- CHALLENGE: Transcribe the records below exactly as they appear, omitting any pictures.

Extracted data entries
----------
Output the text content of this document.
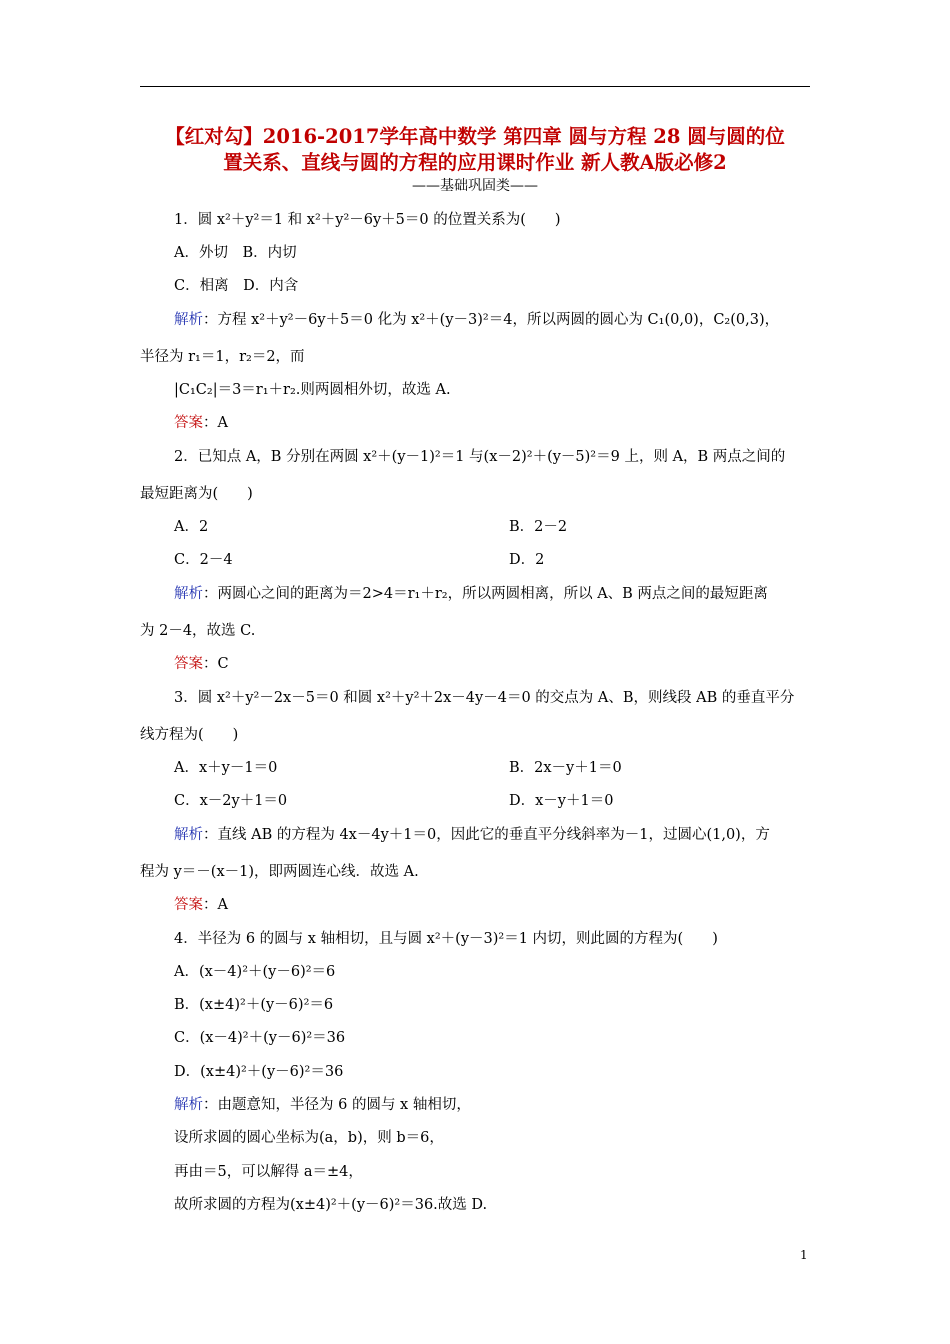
【红对勾】2016-2017学年高中数学 第四章 圆与方程 28 圆与圆的位
置关系、直线与圆的方程的应用课时作业 新人教A版必修2
——基础巩固类——
1．圆 x²＋y²＝1 和 x²＋y²－6y＋5＝0 的位置关系为(　　)
A．外切　B．内切
C．相离　D．内含
解析：方程 x²＋y²－6y＋5＝0 化为 x²＋(y－3)²＝4，所以两圆的圆心为 C₁(0,0)，C₂(0,3)，
半径为 r₁＝1，r₂＝2，而
|C₁C₂|＝3＝r₁＋r₂.则两圆相外切，故选 A.
答案：A
2．已知点 A，B 分别在两圆 x²＋(y－1)²＝1 与(x－2)²＋(y－5)²＝9 上，则 A，B 两点之间的
最短距离为(　　)
A．2	B．2－2
C．2－4	D．2
解析：两圆心之间的距离为＝2>4＝r₁＋r₂，所以两圆相离，所以 A、B 两点之间的最短距离
为 2－4，故选 C.
答案：C
3．圆 x²＋y²－2x－5＝0 和圆 x²＋y²＋2x－4y－4＝0 的交点为 A、B，则线段 AB 的垂直平分
线方程为(　　)
A．x＋y－1＝0	B．2x－y＋1＝0
C．x－2y＋1＝0	D．x－y＋1＝0
解析：直线 AB 的方程为 4x－4y＋1＝0，因此它的垂直平分线斜率为－1，过圆心(1,0)，方
程为 y＝－(x－1)，即两圆连心线．故选 A.
答案：A
4．半径为 6 的圆与 x 轴相切，且与圆 x²＋(y－3)²＝1 内切，则此圆的方程为(　　)
A．(x－4)²＋(y－6)²＝6
B．(x±4)²＋(y－6)²＝6
C．(x－4)²＋(y－6)²＝36
D．(x±4)²＋(y－6)²＝36
解析：由题意知，半径为 6 的圆与 x 轴相切，
设所求圆的圆心坐标为(a，b)，则 b＝6，
再由＝5，可以解得 a＝±4，
故所求圆的方程为(x±4)²＋(y－6)²＝36.故选 D.
1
----------
- RESULT BELOW:
Output the text content of this document.
【红对勾】2016-2017学年高中数学 第四章 圆与方程 28 圆与圆的位
置关系、直线与圆的方程的应用课时作业 新人教A版必修2
——基础巩固类——
1．圆 x²＋y²＝1 和 x²＋y²－6y＋5＝0 的位置关系为(　　)
A．外切　B．内切
C．相离　D．内含
解析：方程 x²＋y²－6y＋5＝0 化为 x²＋(y－3)²＝4，所以两圆的圆心为 C₁(0,0)，C₂(0,3)，
半径为 r₁＝1，r₂＝2，而
|C₁C₂|＝3＝r₁＋r₂.则两圆相外切，故选 A.
答案：A
2．已知点 A，B 分别在两圆 x²＋(y－1)²＝1 与(x－2)²＋(y－5)²＝9 上，则 A，B 两点之间的
最短距离为(　　)
A．2	B．2－2
C．2－4	D．2
解析：两圆心之间的距离为＝2>4＝r₁＋r₂，所以两圆相离，所以 A、B 两点之间的最短距离
为 2－4，故选 C.
答案：C
3．圆 x²＋y²－2x－5＝0 和圆 x²＋y²＋2x－4y－4＝0 的交点为 A、B，则线段 AB 的垂直平分
线方程为(　　)
A．x＋y－1＝0	B．2x－y＋1＝0
C．x－2y＋1＝0	D．x－y＋1＝0
解析：直线 AB 的方程为 4x－4y＋1＝0，因此它的垂直平分线斜率为－1，过圆心(1,0)，方
程为 y＝－(x－1)，即两圆连心线．故选 A.
答案：A
4．半径为 6 的圆与 x 轴相切，且与圆 x²＋(y－3)²＝1 内切，则此圆的方程为(　　)
A．(x－4)²＋(y－6)²＝6
B．(x±4)²＋(y－6)²＝6
C．(x－4)²＋(y－6)²＝36
D．(x±4)²＋(y－6)²＝36
解析：由题意知，半径为 6 的圆与 x 轴相切，
设所求圆的圆心坐标为(a，b)，则 b＝6，
再由＝5，可以解得 a＝±4，
故所求圆的方程为(x±4)²＋(y－6)²＝36.故选 D.
1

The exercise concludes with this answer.